= Beginning of Section =

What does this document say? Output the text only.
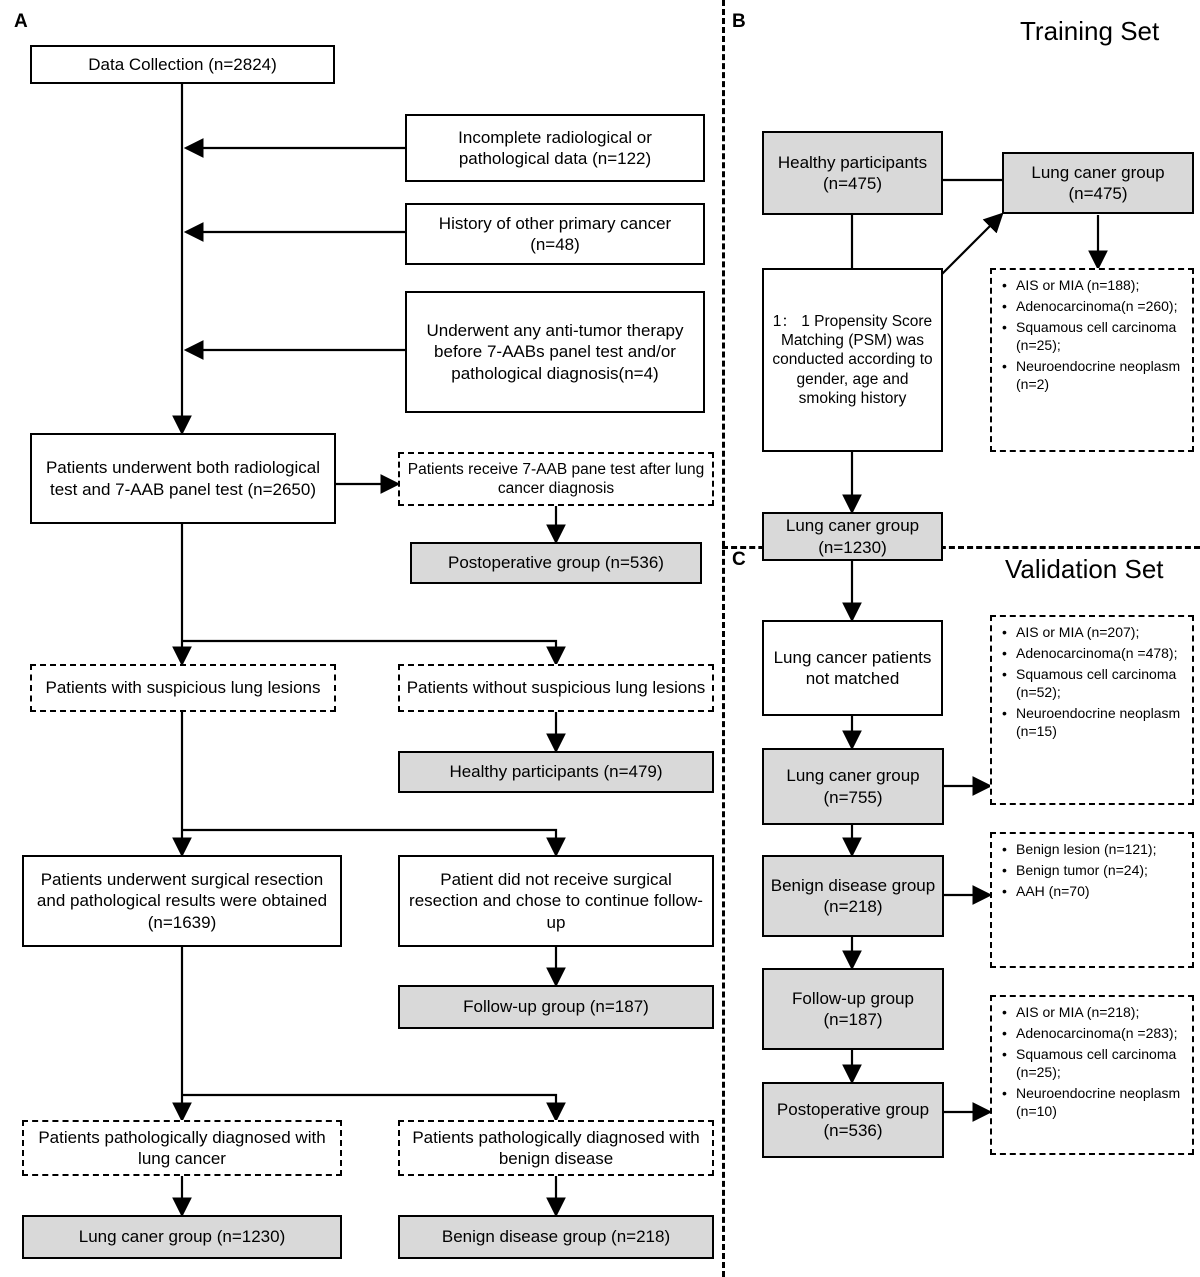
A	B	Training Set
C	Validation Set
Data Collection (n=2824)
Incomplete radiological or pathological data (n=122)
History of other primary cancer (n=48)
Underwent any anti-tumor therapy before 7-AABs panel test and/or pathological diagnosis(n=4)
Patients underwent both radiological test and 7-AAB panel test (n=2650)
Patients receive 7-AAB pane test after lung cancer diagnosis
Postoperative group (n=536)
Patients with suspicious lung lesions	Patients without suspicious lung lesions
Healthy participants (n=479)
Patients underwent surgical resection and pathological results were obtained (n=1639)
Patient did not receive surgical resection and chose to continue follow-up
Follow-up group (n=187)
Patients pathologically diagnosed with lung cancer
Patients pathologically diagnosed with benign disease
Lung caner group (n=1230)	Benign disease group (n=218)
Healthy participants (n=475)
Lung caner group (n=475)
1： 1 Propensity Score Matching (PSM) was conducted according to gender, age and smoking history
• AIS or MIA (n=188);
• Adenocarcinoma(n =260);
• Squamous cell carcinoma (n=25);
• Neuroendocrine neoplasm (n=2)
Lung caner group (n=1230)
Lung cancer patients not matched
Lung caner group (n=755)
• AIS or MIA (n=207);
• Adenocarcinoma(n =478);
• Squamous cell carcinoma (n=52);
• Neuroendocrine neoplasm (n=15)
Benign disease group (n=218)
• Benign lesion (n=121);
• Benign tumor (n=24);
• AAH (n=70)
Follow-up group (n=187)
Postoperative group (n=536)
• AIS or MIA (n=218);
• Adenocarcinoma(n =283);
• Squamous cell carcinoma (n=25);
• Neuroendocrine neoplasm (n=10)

= End of Section =
= Beginning of Section =

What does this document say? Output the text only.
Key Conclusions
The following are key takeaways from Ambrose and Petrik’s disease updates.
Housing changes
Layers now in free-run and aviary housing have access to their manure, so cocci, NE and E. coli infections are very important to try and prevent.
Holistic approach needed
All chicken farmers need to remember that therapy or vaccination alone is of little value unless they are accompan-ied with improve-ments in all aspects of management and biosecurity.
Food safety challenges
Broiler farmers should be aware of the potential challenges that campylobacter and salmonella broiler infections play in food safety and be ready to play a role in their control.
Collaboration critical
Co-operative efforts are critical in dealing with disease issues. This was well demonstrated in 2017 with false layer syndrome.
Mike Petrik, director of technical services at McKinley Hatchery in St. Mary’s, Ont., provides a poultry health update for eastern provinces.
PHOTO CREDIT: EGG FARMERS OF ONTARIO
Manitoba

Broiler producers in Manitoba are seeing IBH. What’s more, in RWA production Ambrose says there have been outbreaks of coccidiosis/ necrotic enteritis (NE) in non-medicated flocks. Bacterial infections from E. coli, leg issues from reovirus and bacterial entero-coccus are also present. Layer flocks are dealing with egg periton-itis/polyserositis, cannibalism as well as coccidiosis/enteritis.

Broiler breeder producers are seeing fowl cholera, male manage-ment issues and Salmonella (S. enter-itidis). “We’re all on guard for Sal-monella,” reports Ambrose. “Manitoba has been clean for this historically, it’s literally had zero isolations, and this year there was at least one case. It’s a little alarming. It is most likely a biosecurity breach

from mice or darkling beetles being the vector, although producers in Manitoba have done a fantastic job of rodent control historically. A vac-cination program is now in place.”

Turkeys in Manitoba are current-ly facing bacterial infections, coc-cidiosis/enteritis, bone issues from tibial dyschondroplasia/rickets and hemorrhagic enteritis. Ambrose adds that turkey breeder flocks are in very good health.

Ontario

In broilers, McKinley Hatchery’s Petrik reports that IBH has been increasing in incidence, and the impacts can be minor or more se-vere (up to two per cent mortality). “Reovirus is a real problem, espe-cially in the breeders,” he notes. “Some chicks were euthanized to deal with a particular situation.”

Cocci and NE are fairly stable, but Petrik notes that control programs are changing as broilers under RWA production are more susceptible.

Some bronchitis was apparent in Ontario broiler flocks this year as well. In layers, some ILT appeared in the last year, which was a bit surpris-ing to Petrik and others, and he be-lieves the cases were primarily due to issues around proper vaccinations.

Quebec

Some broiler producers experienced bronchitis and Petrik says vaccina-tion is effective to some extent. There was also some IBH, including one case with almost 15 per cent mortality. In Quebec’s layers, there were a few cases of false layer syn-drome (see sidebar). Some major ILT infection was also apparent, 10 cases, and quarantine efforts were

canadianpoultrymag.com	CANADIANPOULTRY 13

= End of Section =
= Beginning of Section =

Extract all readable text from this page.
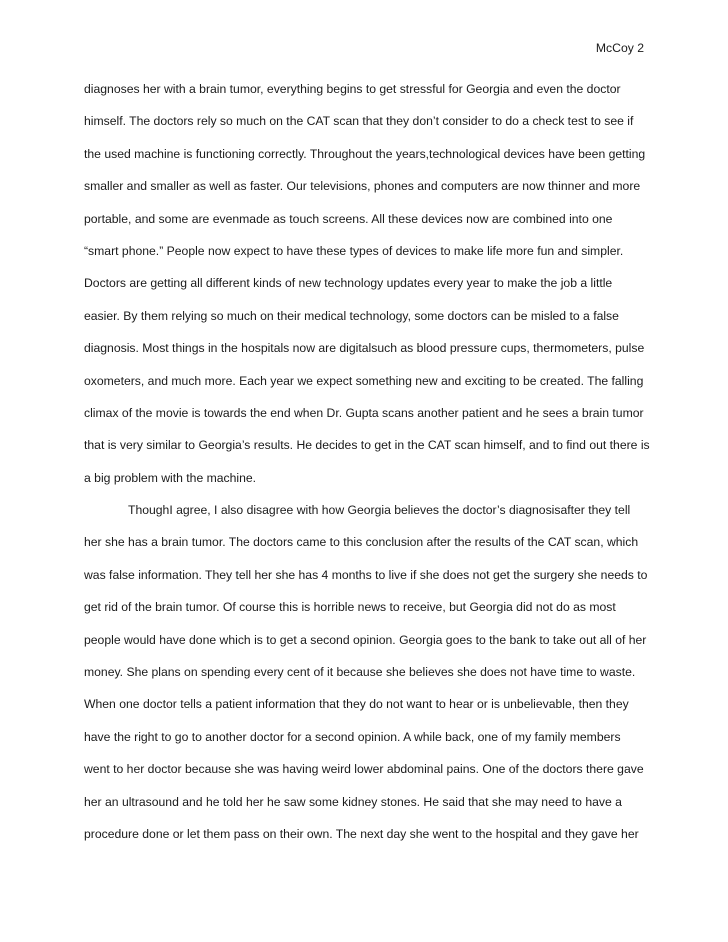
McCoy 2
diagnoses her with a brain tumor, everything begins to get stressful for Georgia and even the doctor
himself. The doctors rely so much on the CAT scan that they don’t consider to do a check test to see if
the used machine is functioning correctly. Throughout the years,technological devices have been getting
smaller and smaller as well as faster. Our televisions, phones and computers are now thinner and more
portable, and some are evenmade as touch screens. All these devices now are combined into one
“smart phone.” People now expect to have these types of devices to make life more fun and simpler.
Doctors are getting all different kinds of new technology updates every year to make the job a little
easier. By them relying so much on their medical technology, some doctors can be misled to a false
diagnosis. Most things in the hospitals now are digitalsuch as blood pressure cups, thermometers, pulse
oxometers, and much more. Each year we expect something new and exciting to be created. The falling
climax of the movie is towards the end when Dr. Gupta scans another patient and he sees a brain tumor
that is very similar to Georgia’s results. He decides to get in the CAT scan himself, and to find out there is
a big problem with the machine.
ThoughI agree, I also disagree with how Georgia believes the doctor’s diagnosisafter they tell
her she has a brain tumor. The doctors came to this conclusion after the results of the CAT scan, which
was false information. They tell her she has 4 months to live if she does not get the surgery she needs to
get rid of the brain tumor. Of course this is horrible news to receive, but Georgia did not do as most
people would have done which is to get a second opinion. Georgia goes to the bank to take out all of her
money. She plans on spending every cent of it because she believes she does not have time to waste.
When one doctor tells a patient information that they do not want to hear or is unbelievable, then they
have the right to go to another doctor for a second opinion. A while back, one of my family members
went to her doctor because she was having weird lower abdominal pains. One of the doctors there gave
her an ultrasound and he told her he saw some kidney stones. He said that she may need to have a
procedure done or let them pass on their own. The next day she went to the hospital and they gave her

= End of Section =

**Task requirements**
Each line above with the string "Adenocarcinoma" in it should be located and copied.

**Answer box**
• Adenocarcinoma(n =260);
• Adenocarcinoma(n =478);
• Adenocarcinoma(n =283);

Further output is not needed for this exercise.